#### What is being asked:
Only the pictures are to be left out; set down the rest of the records exactly.

□ □ □ □ □

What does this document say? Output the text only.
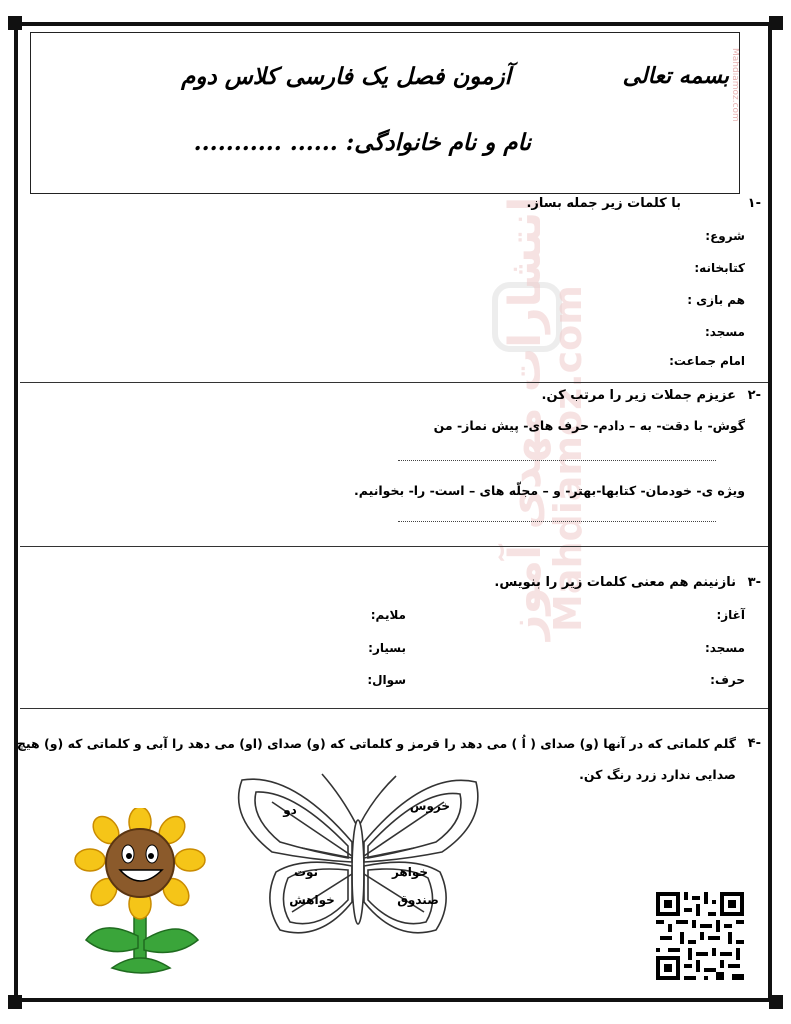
انتشارات مهدی آموز
Mahdiamoz.com
Mahdiamoz.com
بسمه تعالی
آزمون فصل یک فارسی کلاس دوم
نام و نام خانوادگی: ...... ...........
۱-
با کلمات زیر جمله بساز.
شروع:
کتابخانه:
هم بازی :
مسجد:
امام جماعت:
۲-
عزیزم جملات زیر را مرتب کن.
گوش- با دقت- به – دادم- حرف های- پیش نماز- من
ویژه ی- خودمان- کتابها-بهتر- و – مجلّه های – است- را- بخوانیم.
۳-
نازنینم هم معنی کلمات زیر را بنویس.
آغاز:
مسجد:
حرف:
ملایم:
بسیار:
سوال:
۴-
گلم کلماتی که در آنها (و) صدای ( اُ ) می دهد را قرمز و کلماتی که (و) صدای (او) می دهد را آبی و کلماتی که (و) هیچ
صدایی ندارد زرد رنگ کن.
دو	خروس
توت	خواهر
خواهش	صندوق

□ □ □ □ □

#### Answer to the problem:
What does this document say? Output the text only.
انتشارات مهدی آموز
Mahdiamoz.com
Mahdiamoz.com
بسمه تعالی
آزمون فصل یک فارسی کلاس دوم
نام و نام خانوادگی: ...... ...........
۱-
با کلمات زیر جمله بساز.
شروع:
کتابخانه:
هم بازی :
مسجد:
امام جماعت:
۲-
عزیزم جملات زیر را مرتب کن.
گوش- با دقت- به – دادم- حرف های- پیش نماز- من
ویژه ی- خودمان- کتابها-بهتر- و – مجلّه های – است- را- بخوانیم.
۳-
نازنینم هم معنی کلمات زیر را بنویس.
آغاز:
مسجد:
حرف:
ملایم:
بسیار:
سوال:
۴-
گلم کلماتی که در آنها (و) صدای ( اُ ) می دهد را قرمز و کلماتی که (و) صدای (او) می دهد را آبی و کلماتی که (و) هیچ
صدایی ندارد زرد رنگ کن.
دو	خروس
توت	خواهر
خواهش	صندوق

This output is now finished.